== Task to complete ==
Starting at the line with "Convert this screenshot", return every line through the final one of the data, word for word. Pictures stay out.

== Supplied data ==
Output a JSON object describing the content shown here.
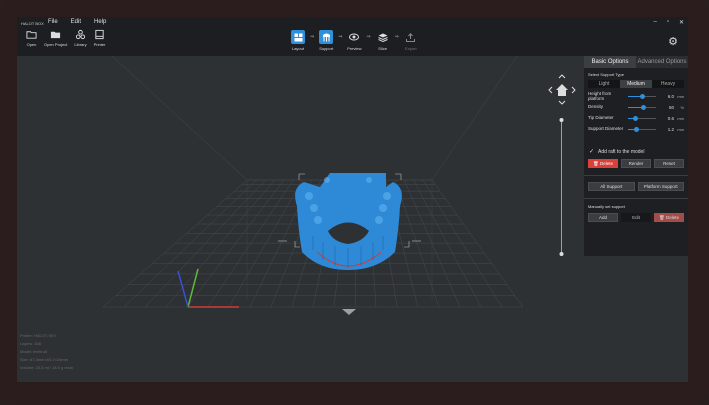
{
  "app": {
    "brand": "HALOT BOX",
    "menu": [
      "File",
      "Edit",
      "Help"
    ],
    "window_controls": [
      "–",
      "▫",
      "✕"
    ]
  },
  "toolbar": {
    "open_label": "Open",
    "open_project_label": "Open Project",
    "library_label": "Library",
    "printer_label": "Printer"
  },
  "pipeline": {
    "layout_label": "Layout",
    "support_label": "Support",
    "preview_label": "Preview",
    "slice_label": "Slice",
    "export_label": "Export",
    "active_step": "Support",
    "arrow": "⇒"
  },
  "panel": {
    "tab_basic": "Basic Options",
    "tab_advanced": "Advanced Options",
    "select_support_type": "Select Support Type",
    "types": [
      "Light",
      "Medium",
      "Heavy"
    ],
    "selected_type": "Medium",
    "params": [
      {
        "name": "Height from platform",
        "value": "6.0",
        "unit": "mm",
        "fraction": 0.5
      },
      {
        "name": "Density",
        "value": "50",
        "unit": "%",
        "fraction": 0.55
      },
      {
        "name": "Tip Diameter",
        "value": "0.6",
        "unit": "mm",
        "fraction": 0.25
      },
      {
        "name": "Support Diameter",
        "value": "1.2",
        "unit": "mm",
        "fraction": 0.3
      }
    ],
    "raft_label": "Add raft to the model",
    "raft_checked": "✓",
    "delete_label": "Delete",
    "render_label": "Render",
    "reset_label": "Reset",
    "all_support_label": "All Support",
    "platform_support_label": "Platform Support",
    "manual_label": "Manually set support",
    "add_label": "Add",
    "edit_label": "Edit",
    "delete2_label": "Delete"
  },
  "info": {
    "lines": [
      "Printer: HALOT-SKY",
      "Layers: 308",
      "Model: teeth.stl",
      "Size: 67.3mm×53.2×24mm",
      "Volume: 23.3 ml / 18.5 g resin"
    ]
  },
  "colors": {
    "accent": "#2f8fd8",
    "model": "#2e8ad6",
    "danger": "#d8403a",
    "axis_x": "#d23a34",
    "axis_y": "#5db83a",
    "axis_z": "#3a4fd2"
  }
}
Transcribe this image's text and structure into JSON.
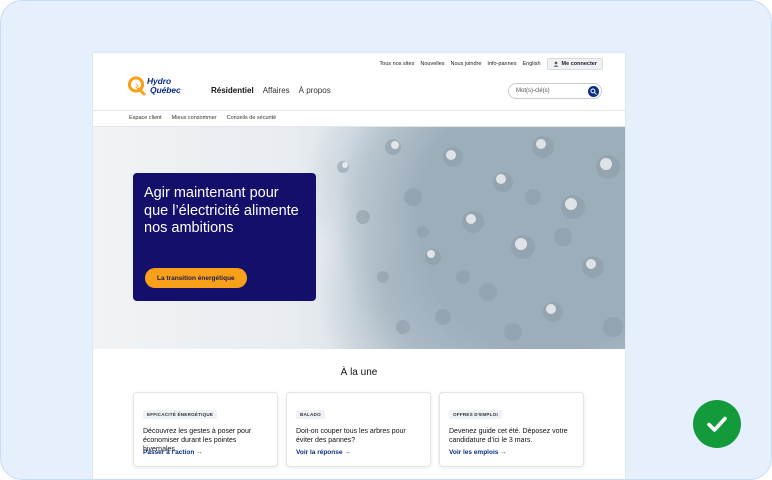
{
  "utility": {
    "links": [
      "Tous nos sites",
      "Nouvelles",
      "Nous joindre",
      "Info-pannes",
      "English"
    ],
    "login_label": "Me connecter"
  },
  "brand": {
    "line1": "Hydro",
    "line2": "Québec",
    "color": "#0a2e88",
    "accent": "#f9a01b"
  },
  "nav": {
    "items": [
      "Résidentiel",
      "Affaires",
      "À propos"
    ],
    "active": "Résidentiel"
  },
  "search": {
    "placeholder": "Mot(s)-clé(s)"
  },
  "subnav": {
    "items": [
      "Espace client",
      "Mieux consommer",
      "Conseils de sécurité"
    ]
  },
  "hero": {
    "title": "Agir maintenant pour que l’électricité alimente nos ambitions",
    "cta_label": "La transition énergétique",
    "card_color": "#140f6b"
  },
  "news": {
    "title": "À la une",
    "tiles": [
      {
        "tag": "EFFICACITÉ ÉNERGÉTIQUE",
        "text": "Découvrez les gestes à poser pour économiser durant les pointes hivernales.",
        "link": "Passer à l’action →"
      },
      {
        "tag": "BALADO",
        "text": "Doit-on couper tous les arbres pour éviter des pannes?",
        "link": "Voir la réponse →"
      },
      {
        "tag": "OFFRES D'EMPLOI",
        "text": "Devenez guide cet été. Déposez votre candidature d’ici le 3 mars.",
        "link": "Voir les emplois →"
      }
    ]
  },
  "badge": {
    "icon": "check-icon",
    "color": "#139b3b"
  }
}
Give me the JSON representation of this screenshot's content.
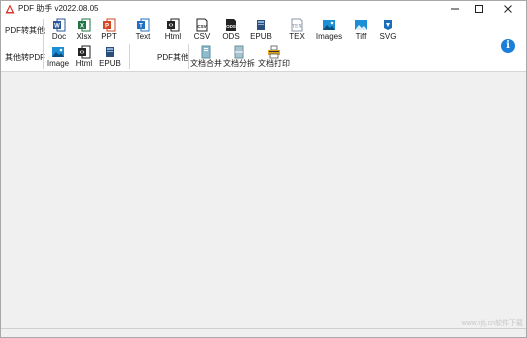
{
  "window": {
    "title": "PDF 助手 v2022.08.05"
  },
  "toolbar": {
    "pdf_to_other_label": "PDF转其他",
    "other_to_pdf_label": "其他转PDF",
    "pdf_other_label": "PDF其他",
    "pdf_to_other": [
      {
        "label": "Doc",
        "icon": "word-icon",
        "color": "#2b579a"
      },
      {
        "label": "Xlsx",
        "icon": "excel-icon",
        "color": "#217346"
      },
      {
        "label": "PPT",
        "icon": "powerpoint-icon",
        "color": "#d24726"
      },
      {
        "label": "Text",
        "icon": "text-icon",
        "color": "#1f6fc5"
      },
      {
        "label": "Html",
        "icon": "html-icon",
        "color": "#222222"
      },
      {
        "label": "CSV",
        "icon": "csv-icon",
        "color": "#222222"
      },
      {
        "label": "ODS",
        "icon": "ods-icon",
        "color": "#222222"
      },
      {
        "label": "EPUB",
        "icon": "epub-icon",
        "color": "#2b4f7a"
      },
      {
        "label": "TEX",
        "icon": "tex-icon",
        "color": "#6b7b8c"
      },
      {
        "label": "Images",
        "icon": "image-icon",
        "color": "#1a8fd6"
      },
      {
        "label": "Tiff",
        "icon": "tiff-icon",
        "color": "#1a8fd6"
      },
      {
        "label": "SVG",
        "icon": "svg-icon",
        "color": "#1a6fb8"
      }
    ],
    "other_to_pdf": [
      {
        "label": "Image",
        "icon": "image-icon",
        "color": "#1a8fd6"
      },
      {
        "label": "Html",
        "icon": "html-icon",
        "color": "#222222"
      },
      {
        "label": "EPUB",
        "icon": "epub-icon",
        "color": "#2b4f7a"
      }
    ],
    "pdf_other": [
      {
        "label": "文档合并",
        "icon": "merge-icon",
        "color": "#6a9fb5"
      },
      {
        "label": "文档分拆",
        "icon": "split-icon",
        "color": "#6a9fb5"
      },
      {
        "label": "文档打印",
        "icon": "print-icon",
        "color": "#e0a020"
      }
    ],
    "info_symbol": "i"
  },
  "watermark": "www.rjtj.cn软件下载"
}
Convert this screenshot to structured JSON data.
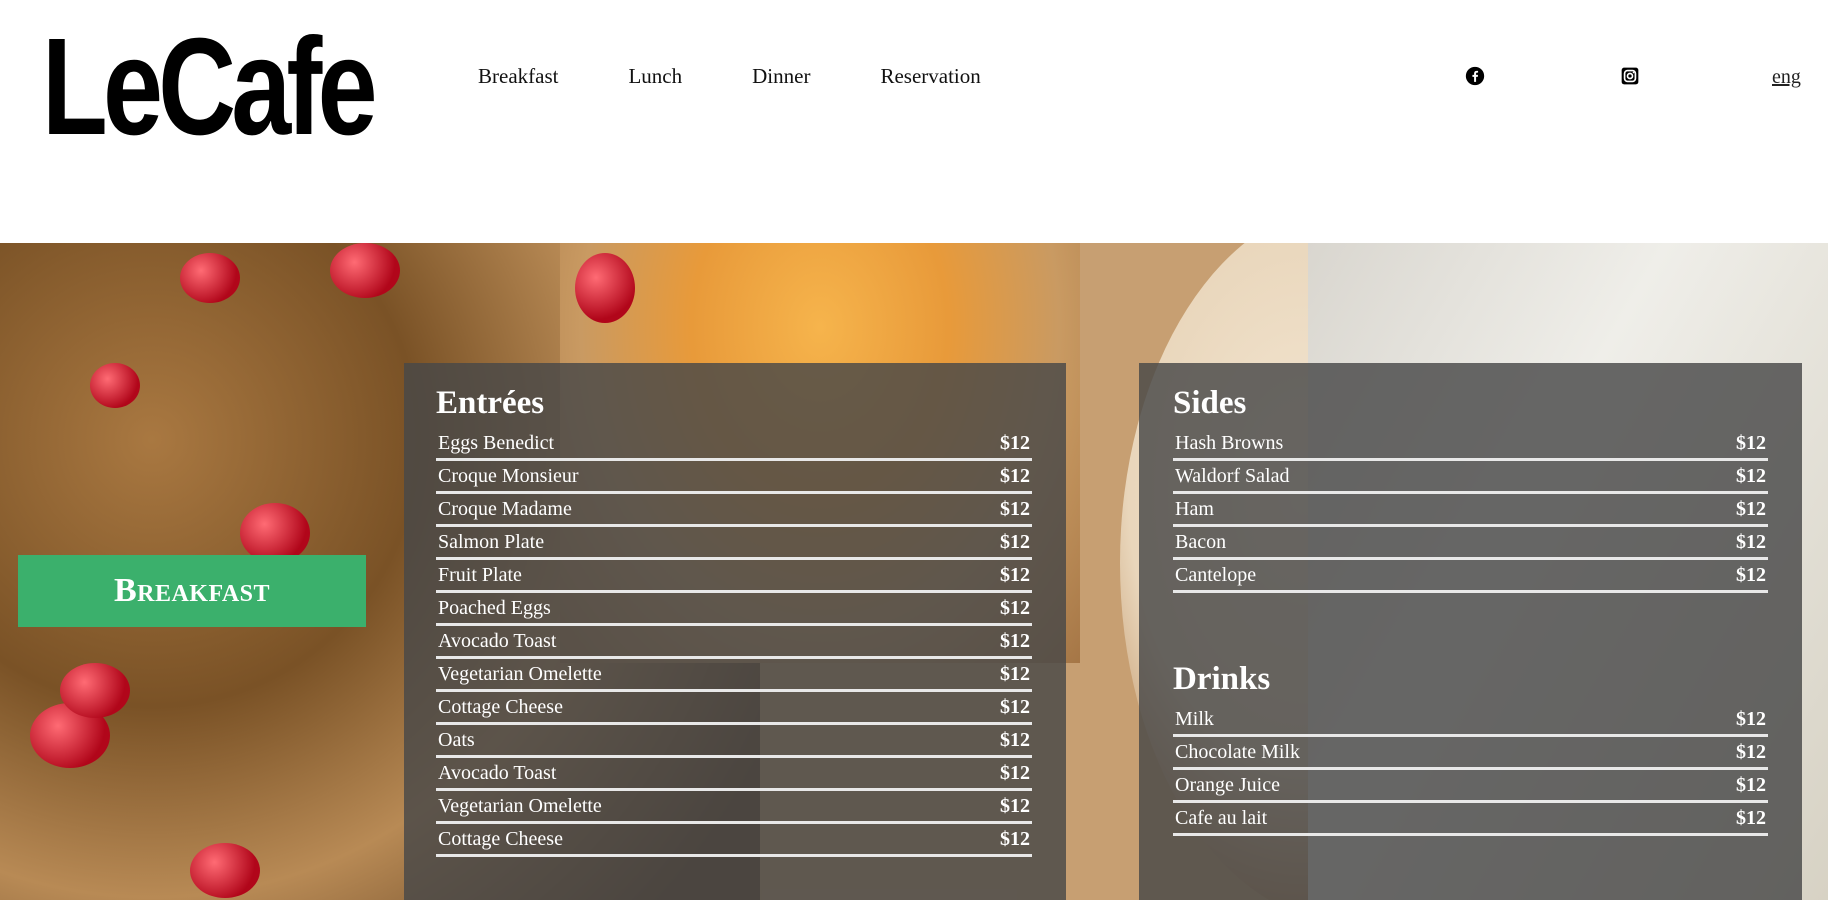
{
  "logo": "LeCafe",
  "nav": [
    "Breakfast",
    "Lunch",
    "Dinner",
    "Reservation"
  ],
  "social_icons": [
    "facebook-icon",
    "instagram-icon"
  ],
  "lang": "eng",
  "banner": "Breakfast",
  "entrees": {
    "title": "Entrées",
    "items": [
      {
        "name": "Eggs Benedict",
        "price": "$12"
      },
      {
        "name": "Croque Monsieur",
        "price": "$12"
      },
      {
        "name": "Croque Madame",
        "price": "$12"
      },
      {
        "name": "Salmon Plate",
        "price": "$12"
      },
      {
        "name": "Fruit Plate",
        "price": "$12"
      },
      {
        "name": "Poached Eggs",
        "price": "$12"
      },
      {
        "name": "Avocado Toast",
        "price": "$12"
      },
      {
        "name": "Vegetarian Omelette",
        "price": "$12"
      },
      {
        "name": "Cottage Cheese",
        "price": "$12"
      },
      {
        "name": "Oats",
        "price": "$12"
      },
      {
        "name": "Avocado Toast",
        "price": "$12"
      },
      {
        "name": "Vegetarian Omelette",
        "price": "$12"
      },
      {
        "name": "Cottage Cheese",
        "price": "$12"
      }
    ]
  },
  "sides": {
    "title": "Sides",
    "items": [
      {
        "name": "Hash Browns",
        "price": "$12"
      },
      {
        "name": "Waldorf Salad",
        "price": "$12"
      },
      {
        "name": "Ham",
        "price": "$12"
      },
      {
        "name": "Bacon",
        "price": "$12"
      },
      {
        "name": "Cantelope",
        "price": "$12"
      }
    ]
  },
  "drinks": {
    "title": "Drinks",
    "items": [
      {
        "name": "Milk",
        "price": "$12"
      },
      {
        "name": "Chocolate Milk",
        "price": "$12"
      },
      {
        "name": "Orange Juice",
        "price": "$12"
      },
      {
        "name": "Cafe au lait",
        "price": "$12"
      }
    ]
  }
}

== Finished answer ==
Convert this screenshot to structured JSON data.
{
  "logo": "LeCafe",
  "nav": [
    "Breakfast",
    "Lunch",
    "Dinner",
    "Reservation"
  ],
  "social_icons": [
    "facebook-icon",
    "instagram-icon"
  ],
  "lang": "eng",
  "banner": "Breakfast",
  "entrees": {
    "title": "Entrées",
    "items": [
      {
        "name": "Eggs Benedict",
        "price": "$12"
      },
      {
        "name": "Croque Monsieur",
        "price": "$12"
      },
      {
        "name": "Croque Madame",
        "price": "$12"
      },
      {
        "name": "Salmon Plate",
        "price": "$12"
      },
      {
        "name": "Fruit Plate",
        "price": "$12"
      },
      {
        "name": "Poached Eggs",
        "price": "$12"
      },
      {
        "name": "Avocado Toast",
        "price": "$12"
      },
      {
        "name": "Vegetarian Omelette",
        "price": "$12"
      },
      {
        "name": "Cottage Cheese",
        "price": "$12"
      },
      {
        "name": "Oats",
        "price": "$12"
      },
      {
        "name": "Avocado Toast",
        "price": "$12"
      },
      {
        "name": "Vegetarian Omelette",
        "price": "$12"
      },
      {
        "name": "Cottage Cheese",
        "price": "$12"
      }
    ]
  },
  "sides": {
    "title": "Sides",
    "items": [
      {
        "name": "Hash Browns",
        "price": "$12"
      },
      {
        "name": "Waldorf Salad",
        "price": "$12"
      },
      {
        "name": "Ham",
        "price": "$12"
      },
      {
        "name": "Bacon",
        "price": "$12"
      },
      {
        "name": "Cantelope",
        "price": "$12"
      }
    ]
  },
  "drinks": {
    "title": "Drinks",
    "items": [
      {
        "name": "Milk",
        "price": "$12"
      },
      {
        "name": "Chocolate Milk",
        "price": "$12"
      },
      {
        "name": "Orange Juice",
        "price": "$12"
      },
      {
        "name": "Cafe au lait",
        "price": "$12"
      }
    ]
  }
}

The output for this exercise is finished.